§ **EXERCISE**
Extract each line of the data and write it out again exactly.

------------------------------

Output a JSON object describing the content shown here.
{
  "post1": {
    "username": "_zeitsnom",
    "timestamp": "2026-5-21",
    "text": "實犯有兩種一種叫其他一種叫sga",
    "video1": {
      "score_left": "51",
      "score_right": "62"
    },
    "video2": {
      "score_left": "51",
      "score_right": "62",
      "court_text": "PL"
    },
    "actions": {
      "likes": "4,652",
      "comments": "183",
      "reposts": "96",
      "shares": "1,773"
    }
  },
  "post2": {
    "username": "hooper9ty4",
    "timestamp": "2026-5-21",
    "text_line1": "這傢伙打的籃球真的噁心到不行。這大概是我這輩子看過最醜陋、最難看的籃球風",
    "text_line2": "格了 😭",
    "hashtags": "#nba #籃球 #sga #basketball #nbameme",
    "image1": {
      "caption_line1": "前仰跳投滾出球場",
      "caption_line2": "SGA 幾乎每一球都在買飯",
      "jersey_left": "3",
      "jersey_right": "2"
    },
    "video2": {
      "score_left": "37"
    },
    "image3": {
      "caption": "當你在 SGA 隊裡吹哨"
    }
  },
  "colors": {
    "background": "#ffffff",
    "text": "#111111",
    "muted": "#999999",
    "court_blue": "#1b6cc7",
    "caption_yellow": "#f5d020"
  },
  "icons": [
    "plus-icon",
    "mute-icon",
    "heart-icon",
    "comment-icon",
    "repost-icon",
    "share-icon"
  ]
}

------------------------------

§ **OUTPUT FOR THIS TASK**
Output a JSON object describing the content shown here.
{
  "post1": {
    "username": "_zeitsnom",
    "timestamp": "2026-5-21",
    "text": "實犯有兩種一種叫其他一種叫sga",
    "video1": {
      "score_left": "51",
      "score_right": "62"
    },
    "video2": {
      "score_left": "51",
      "score_right": "62",
      "court_text": "PL"
    },
    "actions": {
      "likes": "4,652",
      "comments": "183",
      "reposts": "96",
      "shares": "1,773"
    }
  },
  "post2": {
    "username": "hooper9ty4",
    "timestamp": "2026-5-21",
    "text_line1": "這傢伙打的籃球真的噁心到不行。這大概是我這輩子看過最醜陋、最難看的籃球風",
    "text_line2": "格了 😭",
    "hashtags": "#nba #籃球 #sga #basketball #nbameme",
    "image1": {
      "caption_line1": "前仰跳投滾出球場",
      "caption_line2": "SGA 幾乎每一球都在買飯",
      "jersey_left": "3",
      "jersey_right": "2"
    },
    "video2": {
      "score_left": "37"
    },
    "image3": {
      "caption": "當你在 SGA 隊裡吹哨"
    }
  },
  "colors": {
    "background": "#ffffff",
    "text": "#111111",
    "muted": "#999999",
    "court_blue": "#1b6cc7",
    "caption_yellow": "#f5d020"
  },
  "icons": [
    "plus-icon",
    "mute-icon",
    "heart-icon",
    "comment-icon",
    "repost-icon",
    "share-icon"
  ]
}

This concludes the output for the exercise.